[Exercise instructions] Check each line below for the word "Loss", and copy those that have it.

[Record list]
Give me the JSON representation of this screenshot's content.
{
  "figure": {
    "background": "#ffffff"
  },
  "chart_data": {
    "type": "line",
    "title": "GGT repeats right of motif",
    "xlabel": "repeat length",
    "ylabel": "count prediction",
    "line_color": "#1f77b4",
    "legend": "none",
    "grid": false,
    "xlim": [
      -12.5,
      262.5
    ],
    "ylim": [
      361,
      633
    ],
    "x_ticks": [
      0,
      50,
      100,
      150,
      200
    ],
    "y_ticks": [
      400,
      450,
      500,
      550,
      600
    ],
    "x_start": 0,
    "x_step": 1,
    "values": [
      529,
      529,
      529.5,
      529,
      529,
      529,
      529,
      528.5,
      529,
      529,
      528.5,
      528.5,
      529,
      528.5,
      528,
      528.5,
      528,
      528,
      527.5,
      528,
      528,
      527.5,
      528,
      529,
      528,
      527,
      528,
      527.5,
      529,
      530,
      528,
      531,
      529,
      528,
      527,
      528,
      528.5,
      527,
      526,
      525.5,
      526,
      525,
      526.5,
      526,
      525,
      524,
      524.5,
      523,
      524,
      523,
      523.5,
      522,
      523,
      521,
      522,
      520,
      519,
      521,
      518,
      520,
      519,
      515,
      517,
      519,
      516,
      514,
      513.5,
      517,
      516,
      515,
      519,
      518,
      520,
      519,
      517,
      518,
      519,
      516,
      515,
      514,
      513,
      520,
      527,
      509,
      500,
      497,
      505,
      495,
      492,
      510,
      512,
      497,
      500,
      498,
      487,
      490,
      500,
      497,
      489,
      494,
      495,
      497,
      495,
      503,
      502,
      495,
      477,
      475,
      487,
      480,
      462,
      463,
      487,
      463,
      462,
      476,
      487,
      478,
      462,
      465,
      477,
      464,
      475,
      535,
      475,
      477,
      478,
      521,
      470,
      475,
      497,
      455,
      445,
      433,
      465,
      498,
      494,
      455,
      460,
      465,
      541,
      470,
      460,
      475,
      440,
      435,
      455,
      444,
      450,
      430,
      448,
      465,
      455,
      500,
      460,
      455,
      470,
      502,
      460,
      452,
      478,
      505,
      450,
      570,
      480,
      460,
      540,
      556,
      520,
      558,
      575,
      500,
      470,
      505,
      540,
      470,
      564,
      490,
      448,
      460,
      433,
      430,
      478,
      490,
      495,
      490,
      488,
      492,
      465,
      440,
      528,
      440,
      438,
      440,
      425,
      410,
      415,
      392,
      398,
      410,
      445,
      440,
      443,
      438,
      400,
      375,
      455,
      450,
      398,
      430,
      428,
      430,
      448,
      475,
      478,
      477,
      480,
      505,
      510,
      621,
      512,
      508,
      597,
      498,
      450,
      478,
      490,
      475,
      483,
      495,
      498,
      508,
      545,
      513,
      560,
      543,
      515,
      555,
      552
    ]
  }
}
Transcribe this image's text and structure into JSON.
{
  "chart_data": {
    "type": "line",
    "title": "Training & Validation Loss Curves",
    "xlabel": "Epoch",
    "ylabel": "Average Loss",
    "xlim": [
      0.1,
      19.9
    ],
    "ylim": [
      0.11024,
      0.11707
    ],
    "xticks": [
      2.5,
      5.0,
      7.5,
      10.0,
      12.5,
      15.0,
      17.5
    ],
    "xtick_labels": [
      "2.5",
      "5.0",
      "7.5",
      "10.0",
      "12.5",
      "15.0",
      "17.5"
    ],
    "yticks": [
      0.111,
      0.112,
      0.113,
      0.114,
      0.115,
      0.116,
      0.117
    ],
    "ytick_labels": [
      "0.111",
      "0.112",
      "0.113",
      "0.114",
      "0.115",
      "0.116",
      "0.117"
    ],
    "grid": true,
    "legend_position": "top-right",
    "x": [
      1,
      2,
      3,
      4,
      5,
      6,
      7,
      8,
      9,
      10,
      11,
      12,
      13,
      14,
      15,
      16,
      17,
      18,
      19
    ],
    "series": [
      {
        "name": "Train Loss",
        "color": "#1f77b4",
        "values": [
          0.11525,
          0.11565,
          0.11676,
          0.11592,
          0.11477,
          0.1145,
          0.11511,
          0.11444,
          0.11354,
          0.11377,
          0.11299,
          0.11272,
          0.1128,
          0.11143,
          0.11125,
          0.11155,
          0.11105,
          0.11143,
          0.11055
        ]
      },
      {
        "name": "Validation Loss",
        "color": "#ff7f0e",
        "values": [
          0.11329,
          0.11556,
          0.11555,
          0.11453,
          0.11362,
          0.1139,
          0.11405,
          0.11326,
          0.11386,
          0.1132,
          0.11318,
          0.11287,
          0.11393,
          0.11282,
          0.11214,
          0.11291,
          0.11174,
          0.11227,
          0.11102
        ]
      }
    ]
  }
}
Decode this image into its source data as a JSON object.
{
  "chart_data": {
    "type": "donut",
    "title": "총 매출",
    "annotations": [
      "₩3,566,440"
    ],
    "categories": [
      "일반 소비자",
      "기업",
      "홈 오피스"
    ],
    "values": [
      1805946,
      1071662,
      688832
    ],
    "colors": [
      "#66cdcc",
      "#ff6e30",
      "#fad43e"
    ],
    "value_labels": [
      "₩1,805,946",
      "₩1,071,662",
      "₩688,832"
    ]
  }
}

[Answer to the problem]
    "title": "Training & Validation Loss Curves",
    "ylabel": "Average Loss",
        "name": "Train Loss",
        "name": "Validation Loss",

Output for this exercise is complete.